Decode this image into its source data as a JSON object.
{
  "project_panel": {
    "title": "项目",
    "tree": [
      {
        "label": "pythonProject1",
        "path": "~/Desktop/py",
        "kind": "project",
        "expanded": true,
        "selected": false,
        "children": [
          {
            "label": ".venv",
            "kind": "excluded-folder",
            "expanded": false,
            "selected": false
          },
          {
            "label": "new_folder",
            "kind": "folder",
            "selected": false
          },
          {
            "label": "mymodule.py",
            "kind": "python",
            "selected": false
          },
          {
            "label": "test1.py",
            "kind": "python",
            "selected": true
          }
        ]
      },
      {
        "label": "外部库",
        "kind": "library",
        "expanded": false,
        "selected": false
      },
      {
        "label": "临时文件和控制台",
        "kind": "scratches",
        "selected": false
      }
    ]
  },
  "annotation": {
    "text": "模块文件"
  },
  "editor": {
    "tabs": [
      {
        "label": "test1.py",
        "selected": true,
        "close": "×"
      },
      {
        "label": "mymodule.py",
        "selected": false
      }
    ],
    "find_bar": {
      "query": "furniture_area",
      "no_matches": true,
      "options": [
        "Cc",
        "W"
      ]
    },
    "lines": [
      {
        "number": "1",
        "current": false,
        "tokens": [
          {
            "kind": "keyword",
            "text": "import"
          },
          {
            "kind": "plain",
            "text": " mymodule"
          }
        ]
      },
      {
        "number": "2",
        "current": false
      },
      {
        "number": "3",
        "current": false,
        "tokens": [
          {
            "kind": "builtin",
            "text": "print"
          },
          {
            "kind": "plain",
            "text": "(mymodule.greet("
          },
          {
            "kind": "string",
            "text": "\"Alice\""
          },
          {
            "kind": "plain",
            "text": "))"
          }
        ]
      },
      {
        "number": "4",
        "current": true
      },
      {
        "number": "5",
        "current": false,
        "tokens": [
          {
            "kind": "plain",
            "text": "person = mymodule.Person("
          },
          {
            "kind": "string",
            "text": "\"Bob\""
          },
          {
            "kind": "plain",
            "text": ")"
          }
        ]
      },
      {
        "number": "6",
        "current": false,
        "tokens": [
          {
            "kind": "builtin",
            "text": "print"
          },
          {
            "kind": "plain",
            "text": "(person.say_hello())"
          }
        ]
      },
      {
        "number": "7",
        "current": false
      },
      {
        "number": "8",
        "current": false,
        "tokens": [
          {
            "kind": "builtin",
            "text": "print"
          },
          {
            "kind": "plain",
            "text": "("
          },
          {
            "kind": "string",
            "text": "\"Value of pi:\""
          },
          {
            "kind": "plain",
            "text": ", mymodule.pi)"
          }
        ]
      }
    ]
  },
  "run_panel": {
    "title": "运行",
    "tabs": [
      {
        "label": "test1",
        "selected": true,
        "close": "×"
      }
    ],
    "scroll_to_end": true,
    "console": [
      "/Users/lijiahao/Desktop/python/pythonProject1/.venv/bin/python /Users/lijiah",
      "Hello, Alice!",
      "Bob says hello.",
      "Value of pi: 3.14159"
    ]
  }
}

______________________________

Please return the data above exactly as given.

Decode this image into its source data as a JSON object.
{
  "project_panel": {
    "title": "项目",
    "tree": [
      {
        "label": "pythonProject1",
        "path": "~/Desktop/py",
        "kind": "project",
        "expanded": true,
        "selected": false,
        "children": [
          {
            "label": ".venv",
            "kind": "excluded-folder",
            "expanded": false,
            "selected": false
          },
          {
            "label": "new_folder",
            "kind": "folder",
            "selected": false
          },
          {
            "label": "mymodule.py",
            "kind": "python",
            "selected": false
          },
          {
            "label": "test1.py",
            "kind": "python",
            "selected": true
          }
        ]
      },
      {
        "label": "外部库",
        "kind": "library",
        "expanded": false,
        "selected": false
      },
      {
        "label": "临时文件和控制台",
        "kind": "scratches",
        "selected": false
      }
    ]
  },
  "annotation": {
    "text": "模块文件"
  },
  "editor": {
    "tabs": [
      {
        "label": "test1.py",
        "selected": true,
        "close": "×"
      },
      {
        "label": "mymodule.py",
        "selected": false
      }
    ],
    "find_bar": {
      "query": "furniture_area",
      "no_matches": true,
      "options": [
        "Cc",
        "W"
      ]
    },
    "lines": [
      {
        "number": "1",
        "current": false,
        "tokens": [
          {
            "kind": "keyword",
            "text": "import"
          },
          {
            "kind": "plain",
            "text": " mymodule"
          }
        ]
      },
      {
        "number": "2",
        "current": false
      },
      {
        "number": "3",
        "current": false,
        "tokens": [
          {
            "kind": "builtin",
            "text": "print"
          },
          {
            "kind": "plain",
            "text": "(mymodule.greet("
          },
          {
            "kind": "string",
            "text": "\"Alice\""
          },
          {
            "kind": "plain",
            "text": "))"
          }
        ]
      },
      {
        "number": "4",
        "current": true
      },
      {
        "number": "5",
        "current": false,
        "tokens": [
          {
            "kind": "plain",
            "text": "person = mymodule.Person("
          },
          {
            "kind": "string",
            "text": "\"Bob\""
          },
          {
            "kind": "plain",
            "text": ")"
          }
        ]
      },
      {
        "number": "6",
        "current": false,
        "tokens": [
          {
            "kind": "builtin",
            "text": "print"
          },
          {
            "kind": "plain",
            "text": "(person.say_hello())"
          }
        ]
      },
      {
        "number": "7",
        "current": false
      },
      {
        "number": "8",
        "current": false,
        "tokens": [
          {
            "kind": "builtin",
            "text": "print"
          },
          {
            "kind": "plain",
            "text": "("
          },
          {
            "kind": "string",
            "text": "\"Value of pi:\""
          },
          {
            "kind": "plain",
            "text": ", mymodule.pi)"
          }
        ]
      }
    ]
  },
  "run_panel": {
    "title": "运行",
    "tabs": [
      {
        "label": "test1",
        "selected": true,
        "close": "×"
      }
    ],
    "scroll_to_end": true,
    "console": [
      "/Users/lijiahao/Desktop/python/pythonProject1/.venv/bin/python /Users/lijiah",
      "Hello, Alice!",
      "Bob says hello.",
      "Value of pi: 3.14159"
    ]
  }
}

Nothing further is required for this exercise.